• **SUPPLIED DATA**
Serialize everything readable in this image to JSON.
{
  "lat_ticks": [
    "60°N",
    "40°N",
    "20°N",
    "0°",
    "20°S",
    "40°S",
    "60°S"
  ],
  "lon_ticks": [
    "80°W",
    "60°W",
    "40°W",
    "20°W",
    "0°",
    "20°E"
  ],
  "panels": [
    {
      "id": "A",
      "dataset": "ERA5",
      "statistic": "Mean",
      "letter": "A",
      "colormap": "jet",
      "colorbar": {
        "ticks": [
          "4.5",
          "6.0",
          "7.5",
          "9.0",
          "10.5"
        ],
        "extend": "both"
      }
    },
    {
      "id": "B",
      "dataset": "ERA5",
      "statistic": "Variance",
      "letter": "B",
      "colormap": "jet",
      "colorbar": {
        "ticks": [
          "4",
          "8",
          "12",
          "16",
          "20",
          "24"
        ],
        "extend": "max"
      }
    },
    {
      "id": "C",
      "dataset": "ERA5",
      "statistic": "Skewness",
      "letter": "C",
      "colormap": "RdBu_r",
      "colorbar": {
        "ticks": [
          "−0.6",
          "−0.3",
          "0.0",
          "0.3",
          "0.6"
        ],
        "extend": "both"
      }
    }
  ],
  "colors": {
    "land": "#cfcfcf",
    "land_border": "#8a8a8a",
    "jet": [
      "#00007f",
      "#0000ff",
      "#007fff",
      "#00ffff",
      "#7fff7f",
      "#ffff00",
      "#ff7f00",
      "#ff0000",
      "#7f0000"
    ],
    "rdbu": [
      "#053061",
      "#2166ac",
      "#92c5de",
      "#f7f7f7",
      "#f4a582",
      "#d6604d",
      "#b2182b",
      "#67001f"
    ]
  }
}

• **EXERCISE TASK**
Write down every line of the data exactly as it appears above.

• **ANSWER IN FULL**
Serialize everything readable in this image to JSON.
{
  "lat_ticks": [
    "60°N",
    "40°N",
    "20°N",
    "0°",
    "20°S",
    "40°S",
    "60°S"
  ],
  "lon_ticks": [
    "80°W",
    "60°W",
    "40°W",
    "20°W",
    "0°",
    "20°E"
  ],
  "panels": [
    {
      "id": "A",
      "dataset": "ERA5",
      "statistic": "Mean",
      "letter": "A",
      "colormap": "jet",
      "colorbar": {
        "ticks": [
          "4.5",
          "6.0",
          "7.5",
          "9.0",
          "10.5"
        ],
        "extend": "both"
      }
    },
    {
      "id": "B",
      "dataset": "ERA5",
      "statistic": "Variance",
      "letter": "B",
      "colormap": "jet",
      "colorbar": {
        "ticks": [
          "4",
          "8",
          "12",
          "16",
          "20",
          "24"
        ],
        "extend": "max"
      }
    },
    {
      "id": "C",
      "dataset": "ERA5",
      "statistic": "Skewness",
      "letter": "C",
      "colormap": "RdBu_r",
      "colorbar": {
        "ticks": [
          "−0.6",
          "−0.3",
          "0.0",
          "0.3",
          "0.6"
        ],
        "extend": "both"
      }
    }
  ],
  "colors": {
    "land": "#cfcfcf",
    "land_border": "#8a8a8a",
    "jet": [
      "#00007f",
      "#0000ff",
      "#007fff",
      "#00ffff",
      "#7fff7f",
      "#ffff00",
      "#ff7f00",
      "#ff0000",
      "#7f0000"
    ],
    "rdbu": [
      "#053061",
      "#2166ac",
      "#92c5de",
      "#f7f7f7",
      "#f4a582",
      "#d6604d",
      "#b2182b",
      "#67001f"
    ]
  }
}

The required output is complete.